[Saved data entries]
:::::
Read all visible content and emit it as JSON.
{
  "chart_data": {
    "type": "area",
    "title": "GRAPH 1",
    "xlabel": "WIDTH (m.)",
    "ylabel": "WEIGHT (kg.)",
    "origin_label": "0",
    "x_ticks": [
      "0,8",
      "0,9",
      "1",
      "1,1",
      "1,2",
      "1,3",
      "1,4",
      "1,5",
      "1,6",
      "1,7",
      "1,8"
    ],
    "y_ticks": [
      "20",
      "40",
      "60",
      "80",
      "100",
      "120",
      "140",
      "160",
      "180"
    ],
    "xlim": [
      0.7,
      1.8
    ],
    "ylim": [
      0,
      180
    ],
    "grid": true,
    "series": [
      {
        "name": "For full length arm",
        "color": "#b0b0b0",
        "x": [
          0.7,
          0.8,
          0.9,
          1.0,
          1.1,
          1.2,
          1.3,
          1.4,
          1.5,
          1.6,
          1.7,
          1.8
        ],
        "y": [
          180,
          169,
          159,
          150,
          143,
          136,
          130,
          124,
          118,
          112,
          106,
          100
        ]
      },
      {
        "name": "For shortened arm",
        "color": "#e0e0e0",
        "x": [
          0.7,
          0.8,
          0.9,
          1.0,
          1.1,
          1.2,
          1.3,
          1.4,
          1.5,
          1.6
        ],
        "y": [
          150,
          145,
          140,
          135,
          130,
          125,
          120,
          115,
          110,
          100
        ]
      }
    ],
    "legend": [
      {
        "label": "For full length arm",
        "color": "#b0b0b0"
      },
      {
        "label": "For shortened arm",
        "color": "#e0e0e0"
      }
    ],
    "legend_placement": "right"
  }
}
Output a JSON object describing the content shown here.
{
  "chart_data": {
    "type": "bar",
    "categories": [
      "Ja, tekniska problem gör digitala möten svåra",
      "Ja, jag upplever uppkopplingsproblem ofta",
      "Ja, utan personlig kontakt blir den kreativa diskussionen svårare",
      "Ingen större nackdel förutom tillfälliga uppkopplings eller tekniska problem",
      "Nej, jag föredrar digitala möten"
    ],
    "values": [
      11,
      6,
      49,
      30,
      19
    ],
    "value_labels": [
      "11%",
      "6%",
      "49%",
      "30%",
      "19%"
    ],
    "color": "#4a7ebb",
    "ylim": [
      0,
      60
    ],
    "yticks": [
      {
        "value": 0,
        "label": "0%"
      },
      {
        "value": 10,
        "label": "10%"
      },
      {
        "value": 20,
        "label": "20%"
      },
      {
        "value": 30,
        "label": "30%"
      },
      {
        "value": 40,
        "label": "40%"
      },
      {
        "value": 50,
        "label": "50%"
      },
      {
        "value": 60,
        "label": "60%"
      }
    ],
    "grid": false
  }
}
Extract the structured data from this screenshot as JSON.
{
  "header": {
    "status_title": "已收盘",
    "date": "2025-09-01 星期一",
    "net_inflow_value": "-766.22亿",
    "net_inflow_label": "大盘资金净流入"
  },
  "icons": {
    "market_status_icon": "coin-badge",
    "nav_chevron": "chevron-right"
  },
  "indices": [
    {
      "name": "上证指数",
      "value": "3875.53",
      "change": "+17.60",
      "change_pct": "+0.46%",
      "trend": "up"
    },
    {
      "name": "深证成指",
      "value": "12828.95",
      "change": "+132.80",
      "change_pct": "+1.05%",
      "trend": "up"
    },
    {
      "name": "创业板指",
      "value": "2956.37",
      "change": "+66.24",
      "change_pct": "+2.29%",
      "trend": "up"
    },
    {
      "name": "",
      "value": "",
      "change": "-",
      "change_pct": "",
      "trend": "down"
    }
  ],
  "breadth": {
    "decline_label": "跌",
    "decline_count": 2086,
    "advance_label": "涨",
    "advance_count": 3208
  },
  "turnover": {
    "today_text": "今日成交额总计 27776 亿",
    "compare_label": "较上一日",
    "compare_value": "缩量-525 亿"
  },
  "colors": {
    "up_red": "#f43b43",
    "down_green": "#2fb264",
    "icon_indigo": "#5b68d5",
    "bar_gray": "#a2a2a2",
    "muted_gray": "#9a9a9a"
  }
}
:::::
- Short exercise: Please output every record, keeping each line exact.

- Result of the task:
Read all visible content and emit it as JSON.
{
  "chart_data": {
    "type": "area",
    "title": "GRAPH 1",
    "xlabel": "WIDTH (m.)",
    "ylabel": "WEIGHT (kg.)",
    "origin_label": "0",
    "x_ticks": [
      "0,8",
      "0,9",
      "1",
      "1,1",
      "1,2",
      "1,3",
      "1,4",
      "1,5",
      "1,6",
      "1,7",
      "1,8"
    ],
    "y_ticks": [
      "20",
      "40",
      "60",
      "80",
      "100",
      "120",
      "140",
      "160",
      "180"
    ],
    "xlim": [
      0.7,
      1.8
    ],
    "ylim": [
      0,
      180
    ],
    "grid": true,
    "series": [
      {
        "name": "For full length arm",
        "color": "#b0b0b0",
        "x": [
          0.7,
          0.8,
          0.9,
          1.0,
          1.1,
          1.2,
          1.3,
          1.4,
          1.5,
          1.6,
          1.7,
          1.8
        ],
        "y": [
          180,
          169,
          159,
          150,
          143,
          136,
          130,
          124,
          118,
          112,
          106,
          100
        ]
      },
      {
        "name": "For shortened arm",
        "color": "#e0e0e0",
        "x": [
          0.7,
          0.8,
          0.9,
          1.0,
          1.1,
          1.2,
          1.3,
          1.4,
          1.5,
          1.6
        ],
        "y": [
          150,
          145,
          140,
          135,
          130,
          125,
          120,
          115,
          110,
          100
        ]
      }
    ],
    "legend": [
      {
        "label": "For full length arm",
        "color": "#b0b0b0"
      },
      {
        "label": "For shortened arm",
        "color": "#e0e0e0"
      }
    ],
    "legend_placement": "right"
  }
}
Output a JSON object describing the content shown here.
{
  "chart_data": {
    "type": "bar",
    "categories": [
      "Ja, tekniska problem gör digitala möten svåra",
      "Ja, jag upplever uppkopplingsproblem ofta",
      "Ja, utan personlig kontakt blir den kreativa diskussionen svårare",
      "Ingen större nackdel förutom tillfälliga uppkopplings eller tekniska problem",
      "Nej, jag föredrar digitala möten"
    ],
    "values": [
      11,
      6,
      49,
      30,
      19
    ],
    "value_labels": [
      "11%",
      "6%",
      "49%",
      "30%",
      "19%"
    ],
    "color": "#4a7ebb",
    "ylim": [
      0,
      60
    ],
    "yticks": [
      {
        "value": 0,
        "label": "0%"
      },
      {
        "value": 10,
        "label": "10%"
      },
      {
        "value": 20,
        "label": "20%"
      },
      {
        "value": 30,
        "label": "30%"
      },
      {
        "value": 40,
        "label": "40%"
      },
      {
        "value": 50,
        "label": "50%"
      },
      {
        "value": 60,
        "label": "60%"
      }
    ],
    "grid": false
  }
}
Extract the structured data from this screenshot as JSON.
{
  "header": {
    "status_title": "已收盘",
    "date": "2025-09-01 星期一",
    "net_inflow_value": "-766.22亿",
    "net_inflow_label": "大盘资金净流入"
  },
  "icons": {
    "market_status_icon": "coin-badge",
    "nav_chevron": "chevron-right"
  },
  "indices": [
    {
      "name": "上证指数",
      "value": "3875.53",
      "change": "+17.60",
      "change_pct": "+0.46%",
      "trend": "up"
    },
    {
      "name": "深证成指",
      "value": "12828.95",
      "change": "+132.80",
      "change_pct": "+1.05%",
      "trend": "up"
    },
    {
      "name": "创业板指",
      "value": "2956.37",
      "change": "+66.24",
      "change_pct": "+2.29%",
      "trend": "up"
    },
    {
      "name": "",
      "value": "",
      "change": "-",
      "change_pct": "",
      "trend": "down"
    }
  ],
  "breadth": {
    "decline_label": "跌",
    "decline_count": 2086,
    "advance_label": "涨",
    "advance_count": 3208
  },
  "turnover": {
    "today_text": "今日成交额总计 27776 亿",
    "compare_label": "较上一日",
    "compare_value": "缩量-525 亿"
  },
  "colors": {
    "up_red": "#f43b43",
    "down_green": "#2fb264",
    "icon_indigo": "#5b68d5",
    "bar_gray": "#a2a2a2",
    "muted_gray": "#9a9a9a"
  }
}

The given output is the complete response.